Go through the entries below and copy each line containing the word "desu".

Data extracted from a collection
※

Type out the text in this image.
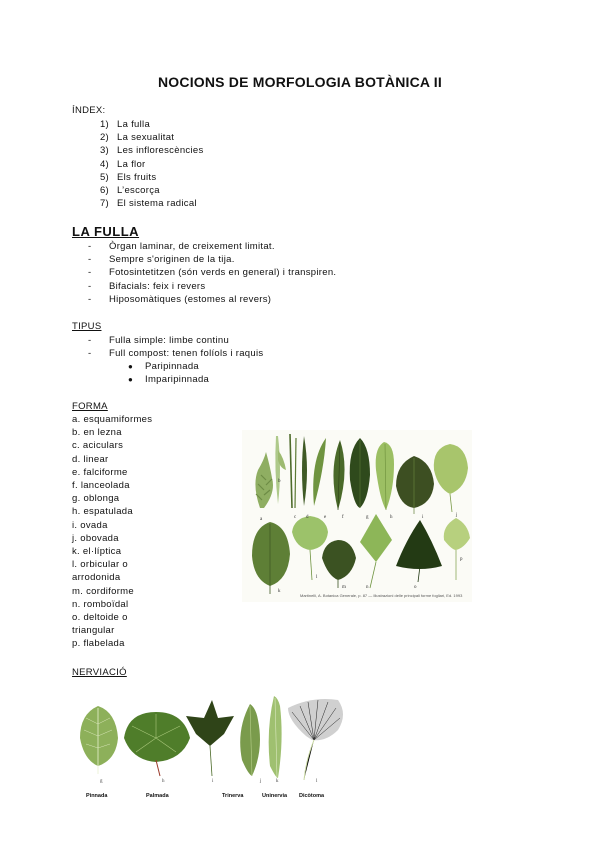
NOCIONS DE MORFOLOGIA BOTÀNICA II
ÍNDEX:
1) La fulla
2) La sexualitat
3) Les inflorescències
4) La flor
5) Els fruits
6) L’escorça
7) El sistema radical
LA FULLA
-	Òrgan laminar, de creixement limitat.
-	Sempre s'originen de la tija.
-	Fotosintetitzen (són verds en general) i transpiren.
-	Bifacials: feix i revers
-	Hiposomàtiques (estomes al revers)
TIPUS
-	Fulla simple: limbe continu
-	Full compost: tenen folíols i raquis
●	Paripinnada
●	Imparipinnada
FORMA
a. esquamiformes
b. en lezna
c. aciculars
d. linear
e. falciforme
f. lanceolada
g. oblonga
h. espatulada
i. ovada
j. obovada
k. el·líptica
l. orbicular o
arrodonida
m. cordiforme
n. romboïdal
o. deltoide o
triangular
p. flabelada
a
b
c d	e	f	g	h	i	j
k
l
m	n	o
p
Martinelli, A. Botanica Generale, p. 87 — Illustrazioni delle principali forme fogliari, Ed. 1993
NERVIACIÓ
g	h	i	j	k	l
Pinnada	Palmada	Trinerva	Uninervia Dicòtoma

※

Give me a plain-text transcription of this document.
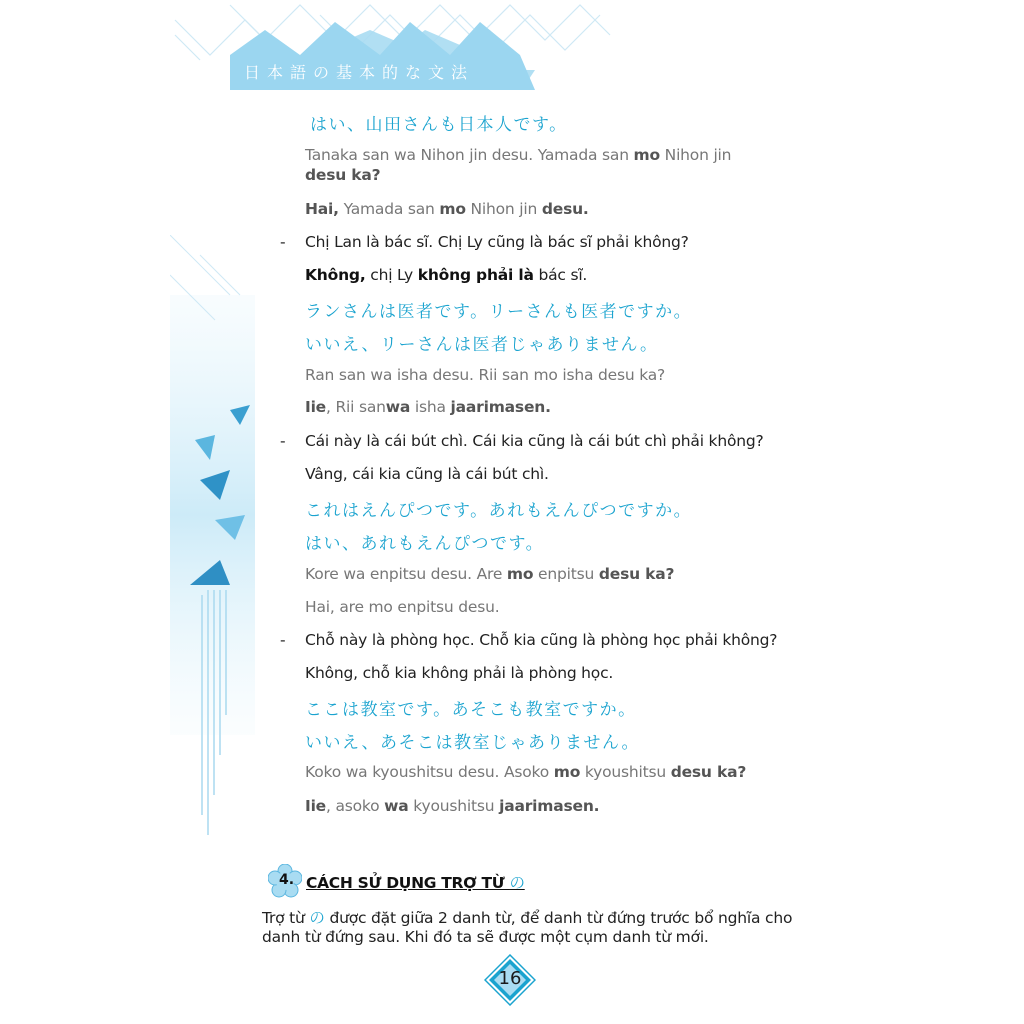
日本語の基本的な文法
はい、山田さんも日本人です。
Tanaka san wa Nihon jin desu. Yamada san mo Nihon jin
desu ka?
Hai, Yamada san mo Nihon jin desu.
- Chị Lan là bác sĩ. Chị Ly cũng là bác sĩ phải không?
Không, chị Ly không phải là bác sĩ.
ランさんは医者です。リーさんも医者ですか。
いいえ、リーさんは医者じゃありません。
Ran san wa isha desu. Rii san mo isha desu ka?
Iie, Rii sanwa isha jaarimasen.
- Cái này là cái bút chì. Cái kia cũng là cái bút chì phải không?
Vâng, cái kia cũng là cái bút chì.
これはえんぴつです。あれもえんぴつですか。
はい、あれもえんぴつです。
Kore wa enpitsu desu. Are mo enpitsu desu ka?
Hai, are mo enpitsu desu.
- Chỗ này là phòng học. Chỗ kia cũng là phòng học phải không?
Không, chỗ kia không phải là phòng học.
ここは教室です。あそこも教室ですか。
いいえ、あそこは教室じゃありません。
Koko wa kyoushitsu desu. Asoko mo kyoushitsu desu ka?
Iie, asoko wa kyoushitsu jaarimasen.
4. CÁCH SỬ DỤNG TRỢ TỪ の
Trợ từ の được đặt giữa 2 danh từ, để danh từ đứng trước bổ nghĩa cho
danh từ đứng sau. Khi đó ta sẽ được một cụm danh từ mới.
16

※

• Output below:
Tanaka san wa Nihon jin desu. Yamada san mo Nihon jin
desu ka?
Hai, Yamada san mo Nihon jin desu.
Ran san wa isha desu. Rii san mo isha desu ka?
Kore wa enpitsu desu. Are mo enpitsu desu ka?
Hai, are mo enpitsu desu.
Koko wa kyoushitsu desu. Asoko mo kyoushitsu desu ka?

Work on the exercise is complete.